### GIVEN PROBLEM
Scan the following material for the string "this" and copy each line in which it appears.

(Figure dataset records)
* Begin *
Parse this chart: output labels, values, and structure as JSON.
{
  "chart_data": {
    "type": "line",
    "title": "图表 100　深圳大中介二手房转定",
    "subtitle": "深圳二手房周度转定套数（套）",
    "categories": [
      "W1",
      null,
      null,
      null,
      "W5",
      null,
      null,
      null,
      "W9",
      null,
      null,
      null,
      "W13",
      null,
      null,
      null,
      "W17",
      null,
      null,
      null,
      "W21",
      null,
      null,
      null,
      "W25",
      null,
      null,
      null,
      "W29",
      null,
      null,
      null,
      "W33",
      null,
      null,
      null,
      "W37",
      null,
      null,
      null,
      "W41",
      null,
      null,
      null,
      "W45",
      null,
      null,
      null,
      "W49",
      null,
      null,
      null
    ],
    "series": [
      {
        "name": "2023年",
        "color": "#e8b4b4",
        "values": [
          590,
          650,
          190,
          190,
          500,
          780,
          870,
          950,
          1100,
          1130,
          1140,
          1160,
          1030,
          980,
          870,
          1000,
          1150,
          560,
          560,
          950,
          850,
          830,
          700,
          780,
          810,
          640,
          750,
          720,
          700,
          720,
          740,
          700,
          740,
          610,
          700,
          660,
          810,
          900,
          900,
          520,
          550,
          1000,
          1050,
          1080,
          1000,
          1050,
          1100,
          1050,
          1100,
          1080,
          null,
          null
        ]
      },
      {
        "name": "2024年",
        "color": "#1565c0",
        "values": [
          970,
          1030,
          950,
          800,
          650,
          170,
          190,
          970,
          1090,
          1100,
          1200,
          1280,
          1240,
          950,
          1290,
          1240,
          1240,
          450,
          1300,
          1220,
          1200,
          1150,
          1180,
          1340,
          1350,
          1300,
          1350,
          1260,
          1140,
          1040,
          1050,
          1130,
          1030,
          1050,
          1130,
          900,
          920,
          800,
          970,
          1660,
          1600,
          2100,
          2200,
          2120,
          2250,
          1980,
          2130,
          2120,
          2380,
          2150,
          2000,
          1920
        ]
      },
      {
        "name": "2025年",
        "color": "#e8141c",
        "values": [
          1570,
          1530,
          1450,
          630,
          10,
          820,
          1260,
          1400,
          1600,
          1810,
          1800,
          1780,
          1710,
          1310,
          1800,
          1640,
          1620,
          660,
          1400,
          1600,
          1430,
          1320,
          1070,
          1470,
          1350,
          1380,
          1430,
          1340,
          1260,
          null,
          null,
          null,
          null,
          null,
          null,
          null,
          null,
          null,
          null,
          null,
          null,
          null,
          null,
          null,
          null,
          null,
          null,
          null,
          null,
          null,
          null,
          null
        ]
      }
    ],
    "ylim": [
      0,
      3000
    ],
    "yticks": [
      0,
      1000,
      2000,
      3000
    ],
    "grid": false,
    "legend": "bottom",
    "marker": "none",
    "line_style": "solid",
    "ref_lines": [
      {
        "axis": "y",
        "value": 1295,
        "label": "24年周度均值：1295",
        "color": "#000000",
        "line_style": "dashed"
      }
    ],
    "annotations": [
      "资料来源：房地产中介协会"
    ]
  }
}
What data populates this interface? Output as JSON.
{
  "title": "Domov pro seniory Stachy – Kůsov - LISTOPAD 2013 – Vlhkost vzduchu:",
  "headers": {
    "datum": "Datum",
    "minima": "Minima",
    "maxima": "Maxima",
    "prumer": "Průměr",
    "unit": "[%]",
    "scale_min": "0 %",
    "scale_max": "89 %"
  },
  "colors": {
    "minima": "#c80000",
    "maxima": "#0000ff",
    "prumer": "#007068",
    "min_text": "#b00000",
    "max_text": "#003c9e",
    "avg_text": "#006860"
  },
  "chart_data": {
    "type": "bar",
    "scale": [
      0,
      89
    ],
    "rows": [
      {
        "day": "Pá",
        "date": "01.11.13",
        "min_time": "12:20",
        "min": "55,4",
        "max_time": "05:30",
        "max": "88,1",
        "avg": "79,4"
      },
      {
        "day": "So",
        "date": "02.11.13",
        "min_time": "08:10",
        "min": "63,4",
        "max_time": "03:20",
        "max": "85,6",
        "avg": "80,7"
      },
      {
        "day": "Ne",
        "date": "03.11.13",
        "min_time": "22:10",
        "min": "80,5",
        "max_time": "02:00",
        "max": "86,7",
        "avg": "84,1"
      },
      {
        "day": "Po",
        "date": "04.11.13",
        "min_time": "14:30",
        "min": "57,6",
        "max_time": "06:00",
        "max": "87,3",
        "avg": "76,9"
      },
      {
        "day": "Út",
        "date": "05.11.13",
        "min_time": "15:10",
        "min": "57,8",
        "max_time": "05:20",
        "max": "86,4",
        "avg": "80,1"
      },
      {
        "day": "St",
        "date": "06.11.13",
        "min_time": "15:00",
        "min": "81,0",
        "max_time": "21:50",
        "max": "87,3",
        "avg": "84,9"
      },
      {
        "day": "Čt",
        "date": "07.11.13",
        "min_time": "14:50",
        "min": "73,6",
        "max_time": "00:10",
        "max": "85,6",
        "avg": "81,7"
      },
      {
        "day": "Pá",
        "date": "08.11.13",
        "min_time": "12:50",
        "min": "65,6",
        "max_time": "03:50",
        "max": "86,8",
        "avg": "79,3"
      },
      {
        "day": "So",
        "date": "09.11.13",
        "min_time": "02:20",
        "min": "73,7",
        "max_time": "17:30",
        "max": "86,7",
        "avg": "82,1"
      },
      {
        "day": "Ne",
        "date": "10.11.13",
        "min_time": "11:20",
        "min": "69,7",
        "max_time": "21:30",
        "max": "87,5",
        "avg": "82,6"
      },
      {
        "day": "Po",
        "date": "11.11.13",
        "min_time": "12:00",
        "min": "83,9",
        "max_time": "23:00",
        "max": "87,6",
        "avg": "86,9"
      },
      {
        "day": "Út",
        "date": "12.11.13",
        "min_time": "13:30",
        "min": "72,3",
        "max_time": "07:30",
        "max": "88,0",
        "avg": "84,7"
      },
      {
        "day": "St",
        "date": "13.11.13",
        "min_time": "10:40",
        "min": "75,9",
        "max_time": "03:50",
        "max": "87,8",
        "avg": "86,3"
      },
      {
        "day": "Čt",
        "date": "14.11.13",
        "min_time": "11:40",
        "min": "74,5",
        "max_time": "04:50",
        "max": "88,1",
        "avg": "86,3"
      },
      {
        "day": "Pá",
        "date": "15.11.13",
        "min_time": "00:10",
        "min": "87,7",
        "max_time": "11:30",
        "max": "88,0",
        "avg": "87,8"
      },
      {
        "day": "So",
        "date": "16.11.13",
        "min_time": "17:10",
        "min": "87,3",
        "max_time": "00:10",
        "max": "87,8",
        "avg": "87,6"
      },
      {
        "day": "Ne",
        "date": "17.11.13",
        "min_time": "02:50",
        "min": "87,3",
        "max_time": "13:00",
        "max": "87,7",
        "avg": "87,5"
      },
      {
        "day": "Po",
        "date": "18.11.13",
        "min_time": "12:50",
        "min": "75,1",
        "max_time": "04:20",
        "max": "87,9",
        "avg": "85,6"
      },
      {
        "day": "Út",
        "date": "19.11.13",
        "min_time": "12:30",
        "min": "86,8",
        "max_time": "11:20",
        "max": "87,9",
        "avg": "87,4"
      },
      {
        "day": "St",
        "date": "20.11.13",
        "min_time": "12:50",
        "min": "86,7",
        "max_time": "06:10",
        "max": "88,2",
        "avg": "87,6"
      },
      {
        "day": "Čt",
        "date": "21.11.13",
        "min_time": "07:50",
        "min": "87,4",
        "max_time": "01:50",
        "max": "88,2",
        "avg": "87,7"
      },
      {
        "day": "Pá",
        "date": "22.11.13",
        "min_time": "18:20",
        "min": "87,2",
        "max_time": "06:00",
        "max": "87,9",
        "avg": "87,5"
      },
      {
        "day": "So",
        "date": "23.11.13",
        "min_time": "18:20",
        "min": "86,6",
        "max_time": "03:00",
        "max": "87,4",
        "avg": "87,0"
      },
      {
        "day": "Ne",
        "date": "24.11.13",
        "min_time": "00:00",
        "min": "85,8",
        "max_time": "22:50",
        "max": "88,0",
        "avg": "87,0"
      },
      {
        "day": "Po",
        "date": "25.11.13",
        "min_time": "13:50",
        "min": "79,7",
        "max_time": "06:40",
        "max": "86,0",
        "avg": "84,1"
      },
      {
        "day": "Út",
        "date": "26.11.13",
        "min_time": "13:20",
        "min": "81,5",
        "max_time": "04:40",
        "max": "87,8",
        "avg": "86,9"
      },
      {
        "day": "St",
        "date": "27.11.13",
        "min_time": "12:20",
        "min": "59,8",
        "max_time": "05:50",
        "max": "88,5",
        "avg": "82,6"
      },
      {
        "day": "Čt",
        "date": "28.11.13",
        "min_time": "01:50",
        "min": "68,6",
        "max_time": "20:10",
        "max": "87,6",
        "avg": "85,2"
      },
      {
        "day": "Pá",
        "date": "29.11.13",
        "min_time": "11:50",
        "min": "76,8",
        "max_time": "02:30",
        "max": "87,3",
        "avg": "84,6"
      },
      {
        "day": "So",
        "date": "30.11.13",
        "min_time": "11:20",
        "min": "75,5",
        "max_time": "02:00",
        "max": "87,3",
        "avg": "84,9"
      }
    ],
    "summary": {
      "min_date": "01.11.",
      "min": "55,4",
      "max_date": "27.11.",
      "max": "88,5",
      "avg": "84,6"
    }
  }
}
* End *
### FINISHED EXERCISE
Parse this chart: output labels, values, and structure as JSON.
What data populates this interface? Output as JSON.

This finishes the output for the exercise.